Work to do:
Read the records below. Copy each line where the string "Саратовский" occurs.

Data to process:
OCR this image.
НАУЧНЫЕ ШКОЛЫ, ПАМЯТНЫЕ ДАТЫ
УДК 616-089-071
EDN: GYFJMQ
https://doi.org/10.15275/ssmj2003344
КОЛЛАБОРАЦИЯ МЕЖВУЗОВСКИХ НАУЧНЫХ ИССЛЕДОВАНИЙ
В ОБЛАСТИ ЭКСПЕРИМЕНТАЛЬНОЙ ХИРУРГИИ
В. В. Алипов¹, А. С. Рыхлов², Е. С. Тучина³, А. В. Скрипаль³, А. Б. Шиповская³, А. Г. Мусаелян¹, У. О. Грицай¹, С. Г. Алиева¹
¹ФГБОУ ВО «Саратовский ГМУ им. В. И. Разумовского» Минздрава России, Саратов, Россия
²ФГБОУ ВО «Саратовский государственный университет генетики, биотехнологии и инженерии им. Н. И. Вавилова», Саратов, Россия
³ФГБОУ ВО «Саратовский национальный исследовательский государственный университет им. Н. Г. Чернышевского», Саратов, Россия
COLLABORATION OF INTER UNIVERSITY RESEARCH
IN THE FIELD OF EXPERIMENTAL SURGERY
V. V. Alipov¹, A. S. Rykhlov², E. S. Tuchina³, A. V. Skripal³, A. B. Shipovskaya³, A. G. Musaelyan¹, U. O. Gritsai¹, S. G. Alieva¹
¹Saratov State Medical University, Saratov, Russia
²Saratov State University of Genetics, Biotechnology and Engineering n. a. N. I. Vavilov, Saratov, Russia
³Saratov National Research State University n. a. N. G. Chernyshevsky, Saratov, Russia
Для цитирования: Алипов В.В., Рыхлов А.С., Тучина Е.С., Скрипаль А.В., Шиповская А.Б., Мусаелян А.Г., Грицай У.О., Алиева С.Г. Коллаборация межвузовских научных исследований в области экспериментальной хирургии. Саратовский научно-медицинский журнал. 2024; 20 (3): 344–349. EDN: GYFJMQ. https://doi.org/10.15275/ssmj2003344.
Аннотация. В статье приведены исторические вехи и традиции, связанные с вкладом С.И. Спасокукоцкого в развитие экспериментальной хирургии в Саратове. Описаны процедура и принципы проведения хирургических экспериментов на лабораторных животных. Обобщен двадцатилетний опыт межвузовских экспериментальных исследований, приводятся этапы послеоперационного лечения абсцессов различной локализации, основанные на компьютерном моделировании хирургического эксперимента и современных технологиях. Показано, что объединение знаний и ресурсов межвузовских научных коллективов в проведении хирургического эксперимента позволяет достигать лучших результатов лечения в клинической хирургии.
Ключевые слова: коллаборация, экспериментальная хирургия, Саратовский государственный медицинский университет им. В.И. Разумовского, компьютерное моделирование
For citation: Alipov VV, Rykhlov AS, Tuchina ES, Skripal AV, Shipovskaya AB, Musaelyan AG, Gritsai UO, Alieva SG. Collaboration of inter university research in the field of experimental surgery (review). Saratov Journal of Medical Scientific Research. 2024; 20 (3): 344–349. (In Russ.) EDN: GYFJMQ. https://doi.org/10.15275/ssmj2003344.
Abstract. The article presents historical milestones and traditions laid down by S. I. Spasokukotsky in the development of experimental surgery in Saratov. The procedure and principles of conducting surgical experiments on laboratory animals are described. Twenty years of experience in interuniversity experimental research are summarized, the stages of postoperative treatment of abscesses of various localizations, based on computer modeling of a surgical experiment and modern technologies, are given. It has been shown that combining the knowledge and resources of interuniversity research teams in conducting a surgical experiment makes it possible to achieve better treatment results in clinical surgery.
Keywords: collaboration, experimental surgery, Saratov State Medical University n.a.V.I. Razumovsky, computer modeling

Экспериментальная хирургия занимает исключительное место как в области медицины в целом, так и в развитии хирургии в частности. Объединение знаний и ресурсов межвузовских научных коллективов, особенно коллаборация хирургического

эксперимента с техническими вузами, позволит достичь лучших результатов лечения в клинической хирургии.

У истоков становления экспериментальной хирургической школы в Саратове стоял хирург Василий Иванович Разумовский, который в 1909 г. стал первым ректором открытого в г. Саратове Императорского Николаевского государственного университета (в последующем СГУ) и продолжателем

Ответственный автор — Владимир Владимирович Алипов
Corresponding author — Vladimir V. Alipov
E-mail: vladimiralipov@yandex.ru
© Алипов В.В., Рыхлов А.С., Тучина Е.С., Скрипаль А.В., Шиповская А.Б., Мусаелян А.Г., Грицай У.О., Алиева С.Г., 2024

Result for this task:
¹ФГБОУ ВО «Саратовский ГМУ им. В. И. Разумовского» Минздрава России, Саратов, Россия
²ФГБОУ ВО «Саратовский государственный университет генетики, биотехнологии и инженерии им. Н. И. Вавилова», Саратов, Россия
³ФГБОУ ВО «Саратовский национальный исследовательский государственный университет им. Н. Г. Чернышевского», Саратов, Россия
Для цитирования: Алипов В.В., Рыхлов А.С., Тучина Е.С., Скрипаль А.В., Шиповская А.Б., Мусаелян А.Г., Грицай У.О., Алиева С.Г. Коллаборация межвузовских научных исследований в области экспериментальной хирургии. Саратовский научно-медицинский журнал. 2024; 20 (3): 344–349. EDN: GYFJMQ. https://doi.org/10.15275/ssmj2003344.
Ключевые слова: коллаборация, экспериментальная хирургия, Саратовский государственный медицинский университет им. В.И. Разумовского, компьютерное моделирование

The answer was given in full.